Work to do
Present the data once more in exactly its original form.

Entries supplied

****************

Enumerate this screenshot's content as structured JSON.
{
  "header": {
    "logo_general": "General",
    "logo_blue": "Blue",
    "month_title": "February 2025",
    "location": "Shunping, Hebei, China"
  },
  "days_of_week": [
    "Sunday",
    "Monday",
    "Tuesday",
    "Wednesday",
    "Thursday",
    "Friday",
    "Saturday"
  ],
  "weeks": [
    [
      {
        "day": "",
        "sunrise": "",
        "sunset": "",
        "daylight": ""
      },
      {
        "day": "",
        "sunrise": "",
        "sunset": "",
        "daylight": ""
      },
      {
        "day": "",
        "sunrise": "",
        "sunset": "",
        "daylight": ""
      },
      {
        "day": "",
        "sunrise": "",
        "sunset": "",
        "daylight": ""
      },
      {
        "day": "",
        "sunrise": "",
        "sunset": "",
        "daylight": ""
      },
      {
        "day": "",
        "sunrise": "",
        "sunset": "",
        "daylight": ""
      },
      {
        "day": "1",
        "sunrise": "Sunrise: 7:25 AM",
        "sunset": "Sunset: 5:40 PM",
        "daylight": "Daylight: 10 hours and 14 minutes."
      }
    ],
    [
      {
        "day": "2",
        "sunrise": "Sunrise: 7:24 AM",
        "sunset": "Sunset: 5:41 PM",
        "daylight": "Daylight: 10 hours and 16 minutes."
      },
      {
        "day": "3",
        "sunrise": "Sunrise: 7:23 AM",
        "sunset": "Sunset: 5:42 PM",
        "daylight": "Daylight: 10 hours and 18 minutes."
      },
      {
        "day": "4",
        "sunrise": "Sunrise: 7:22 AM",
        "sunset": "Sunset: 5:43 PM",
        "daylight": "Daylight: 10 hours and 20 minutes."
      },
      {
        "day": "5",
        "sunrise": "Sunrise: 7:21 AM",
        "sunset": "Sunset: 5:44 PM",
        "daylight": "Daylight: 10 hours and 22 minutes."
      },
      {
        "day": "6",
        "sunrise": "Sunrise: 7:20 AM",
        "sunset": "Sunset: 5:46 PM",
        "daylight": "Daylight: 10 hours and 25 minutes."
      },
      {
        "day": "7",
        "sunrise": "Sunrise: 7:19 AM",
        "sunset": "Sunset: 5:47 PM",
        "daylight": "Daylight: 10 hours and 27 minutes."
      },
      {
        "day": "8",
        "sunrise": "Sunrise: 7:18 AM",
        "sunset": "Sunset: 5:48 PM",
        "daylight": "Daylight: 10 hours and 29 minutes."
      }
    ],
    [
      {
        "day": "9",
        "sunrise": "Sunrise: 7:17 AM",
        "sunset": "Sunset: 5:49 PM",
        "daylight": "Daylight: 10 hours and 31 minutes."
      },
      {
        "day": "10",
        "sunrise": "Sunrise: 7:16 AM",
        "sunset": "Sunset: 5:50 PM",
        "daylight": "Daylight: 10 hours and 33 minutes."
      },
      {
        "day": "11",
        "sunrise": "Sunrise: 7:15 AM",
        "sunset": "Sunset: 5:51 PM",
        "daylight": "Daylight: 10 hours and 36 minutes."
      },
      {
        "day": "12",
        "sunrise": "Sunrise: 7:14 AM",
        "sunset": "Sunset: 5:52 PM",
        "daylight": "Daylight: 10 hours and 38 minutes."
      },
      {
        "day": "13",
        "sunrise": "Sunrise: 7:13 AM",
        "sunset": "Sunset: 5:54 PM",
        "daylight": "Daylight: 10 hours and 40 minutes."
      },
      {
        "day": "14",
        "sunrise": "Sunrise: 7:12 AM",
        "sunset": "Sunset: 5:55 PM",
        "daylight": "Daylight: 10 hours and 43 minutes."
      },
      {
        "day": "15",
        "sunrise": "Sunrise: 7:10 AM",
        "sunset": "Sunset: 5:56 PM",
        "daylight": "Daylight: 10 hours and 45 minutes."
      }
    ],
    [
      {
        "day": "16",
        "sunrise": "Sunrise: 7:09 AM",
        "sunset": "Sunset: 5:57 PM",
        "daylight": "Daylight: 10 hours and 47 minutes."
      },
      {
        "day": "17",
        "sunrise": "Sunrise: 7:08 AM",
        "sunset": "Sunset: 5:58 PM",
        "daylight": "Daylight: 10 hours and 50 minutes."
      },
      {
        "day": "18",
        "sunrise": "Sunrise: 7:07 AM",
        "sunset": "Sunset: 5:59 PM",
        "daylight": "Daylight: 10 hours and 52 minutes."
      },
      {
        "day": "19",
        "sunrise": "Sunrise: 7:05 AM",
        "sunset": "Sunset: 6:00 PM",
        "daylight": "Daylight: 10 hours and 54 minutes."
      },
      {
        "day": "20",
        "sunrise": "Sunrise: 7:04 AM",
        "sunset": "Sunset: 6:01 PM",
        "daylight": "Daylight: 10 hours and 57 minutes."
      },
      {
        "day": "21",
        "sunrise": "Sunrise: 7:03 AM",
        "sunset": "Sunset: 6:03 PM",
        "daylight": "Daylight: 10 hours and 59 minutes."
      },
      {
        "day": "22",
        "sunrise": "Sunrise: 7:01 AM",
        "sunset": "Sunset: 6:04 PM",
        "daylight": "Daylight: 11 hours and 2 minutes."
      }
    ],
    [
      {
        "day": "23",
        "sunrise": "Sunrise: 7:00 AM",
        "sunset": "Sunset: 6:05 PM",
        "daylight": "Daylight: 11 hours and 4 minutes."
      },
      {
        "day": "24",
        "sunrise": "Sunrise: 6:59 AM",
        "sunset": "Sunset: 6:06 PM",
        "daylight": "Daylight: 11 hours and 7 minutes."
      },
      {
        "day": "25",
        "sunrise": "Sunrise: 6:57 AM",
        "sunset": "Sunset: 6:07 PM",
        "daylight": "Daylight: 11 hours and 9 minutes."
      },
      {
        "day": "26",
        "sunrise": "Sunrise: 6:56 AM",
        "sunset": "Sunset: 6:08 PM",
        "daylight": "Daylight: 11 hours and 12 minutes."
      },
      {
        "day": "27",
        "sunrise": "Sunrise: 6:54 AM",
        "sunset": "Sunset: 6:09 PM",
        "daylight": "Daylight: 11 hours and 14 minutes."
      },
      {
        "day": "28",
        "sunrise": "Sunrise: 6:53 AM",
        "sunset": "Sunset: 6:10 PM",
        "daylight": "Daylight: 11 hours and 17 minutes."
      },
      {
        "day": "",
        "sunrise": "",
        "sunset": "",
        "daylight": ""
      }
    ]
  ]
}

****************

Result for this task
Enumerate this screenshot's content as structured JSON.
{
  "header": {
    "logo_general": "General",
    "logo_blue": "Blue",
    "month_title": "February 2025",
    "location": "Shunping, Hebei, China"
  },
  "days_of_week": [
    "Sunday",
    "Monday",
    "Tuesday",
    "Wednesday",
    "Thursday",
    "Friday",
    "Saturday"
  ],
  "weeks": [
    [
      {
        "day": "",
        "sunrise": "",
        "sunset": "",
        "daylight": ""
      },
      {
        "day": "",
        "sunrise": "",
        "sunset": "",
        "daylight": ""
      },
      {
        "day": "",
        "sunrise": "",
        "sunset": "",
        "daylight": ""
      },
      {
        "day": "",
        "sunrise": "",
        "sunset": "",
        "daylight": ""
      },
      {
        "day": "",
        "sunrise": "",
        "sunset": "",
        "daylight": ""
      },
      {
        "day": "",
        "sunrise": "",
        "sunset": "",
        "daylight": ""
      },
      {
        "day": "1",
        "sunrise": "Sunrise: 7:25 AM",
        "sunset": "Sunset: 5:40 PM",
        "daylight": "Daylight: 10 hours and 14 minutes."
      }
    ],
    [
      {
        "day": "2",
        "sunrise": "Sunrise: 7:24 AM",
        "sunset": "Sunset: 5:41 PM",
        "daylight": "Daylight: 10 hours and 16 minutes."
      },
      {
        "day": "3",
        "sunrise": "Sunrise: 7:23 AM",
        "sunset": "Sunset: 5:42 PM",
        "daylight": "Daylight: 10 hours and 18 minutes."
      },
      {
        "day": "4",
        "sunrise": "Sunrise: 7:22 AM",
        "sunset": "Sunset: 5:43 PM",
        "daylight": "Daylight: 10 hours and 20 minutes."
      },
      {
        "day": "5",
        "sunrise": "Sunrise: 7:21 AM",
        "sunset": "Sunset: 5:44 PM",
        "daylight": "Daylight: 10 hours and 22 minutes."
      },
      {
        "day": "6",
        "sunrise": "Sunrise: 7:20 AM",
        "sunset": "Sunset: 5:46 PM",
        "daylight": "Daylight: 10 hours and 25 minutes."
      },
      {
        "day": "7",
        "sunrise": "Sunrise: 7:19 AM",
        "sunset": "Sunset: 5:47 PM",
        "daylight": "Daylight: 10 hours and 27 minutes."
      },
      {
        "day": "8",
        "sunrise": "Sunrise: 7:18 AM",
        "sunset": "Sunset: 5:48 PM",
        "daylight": "Daylight: 10 hours and 29 minutes."
      }
    ],
    [
      {
        "day": "9",
        "sunrise": "Sunrise: 7:17 AM",
        "sunset": "Sunset: 5:49 PM",
        "daylight": "Daylight: 10 hours and 31 minutes."
      },
      {
        "day": "10",
        "sunrise": "Sunrise: 7:16 AM",
        "sunset": "Sunset: 5:50 PM",
        "daylight": "Daylight: 10 hours and 33 minutes."
      },
      {
        "day": "11",
        "sunrise": "Sunrise: 7:15 AM",
        "sunset": "Sunset: 5:51 PM",
        "daylight": "Daylight: 10 hours and 36 minutes."
      },
      {
        "day": "12",
        "sunrise": "Sunrise: 7:14 AM",
        "sunset": "Sunset: 5:52 PM",
        "daylight": "Daylight: 10 hours and 38 minutes."
      },
      {
        "day": "13",
        "sunrise": "Sunrise: 7:13 AM",
        "sunset": "Sunset: 5:54 PM",
        "daylight": "Daylight: 10 hours and 40 minutes."
      },
      {
        "day": "14",
        "sunrise": "Sunrise: 7:12 AM",
        "sunset": "Sunset: 5:55 PM",
        "daylight": "Daylight: 10 hours and 43 minutes."
      },
      {
        "day": "15",
        "sunrise": "Sunrise: 7:10 AM",
        "sunset": "Sunset: 5:56 PM",
        "daylight": "Daylight: 10 hours and 45 minutes."
      }
    ],
    [
      {
        "day": "16",
        "sunrise": "Sunrise: 7:09 AM",
        "sunset": "Sunset: 5:57 PM",
        "daylight": "Daylight: 10 hours and 47 minutes."
      },
      {
        "day": "17",
        "sunrise": "Sunrise: 7:08 AM",
        "sunset": "Sunset: 5:58 PM",
        "daylight": "Daylight: 10 hours and 50 minutes."
      },
      {
        "day": "18",
        "sunrise": "Sunrise: 7:07 AM",
        "sunset": "Sunset: 5:59 PM",
        "daylight": "Daylight: 10 hours and 52 minutes."
      },
      {
        "day": "19",
        "sunrise": "Sunrise: 7:05 AM",
        "sunset": "Sunset: 6:00 PM",
        "daylight": "Daylight: 10 hours and 54 minutes."
      },
      {
        "day": "20",
        "sunrise": "Sunrise: 7:04 AM",
        "sunset": "Sunset: 6:01 PM",
        "daylight": "Daylight: 10 hours and 57 minutes."
      },
      {
        "day": "21",
        "sunrise": "Sunrise: 7:03 AM",
        "sunset": "Sunset: 6:03 PM",
        "daylight": "Daylight: 10 hours and 59 minutes."
      },
      {
        "day": "22",
        "sunrise": "Sunrise: 7:01 AM",
        "sunset": "Sunset: 6:04 PM",
        "daylight": "Daylight: 11 hours and 2 minutes."
      }
    ],
    [
      {
        "day": "23",
        "sunrise": "Sunrise: 7:00 AM",
        "sunset": "Sunset: 6:05 PM",
        "daylight": "Daylight: 11 hours and 4 minutes."
      },
      {
        "day": "24",
        "sunrise": "Sunrise: 6:59 AM",
        "sunset": "Sunset: 6:06 PM",
        "daylight": "Daylight: 11 hours and 7 minutes."
      },
      {
        "day": "25",
        "sunrise": "Sunrise: 6:57 AM",
        "sunset": "Sunset: 6:07 PM",
        "daylight": "Daylight: 11 hours and 9 minutes."
      },
      {
        "day": "26",
        "sunrise": "Sunrise: 6:56 AM",
        "sunset": "Sunset: 6:08 PM",
        "daylight": "Daylight: 11 hours and 12 minutes."
      },
      {
        "day": "27",
        "sunrise": "Sunrise: 6:54 AM",
        "sunset": "Sunset: 6:09 PM",
        "daylight": "Daylight: 11 hours and 14 minutes."
      },
      {
        "day": "28",
        "sunrise": "Sunrise: 6:53 AM",
        "sunset": "Sunset: 6:10 PM",
        "daylight": "Daylight: 11 hours and 17 minutes."
      },
      {
        "day": "",
        "sunrise": "",
        "sunset": "",
        "daylight": ""
      }
    ]
  ]
}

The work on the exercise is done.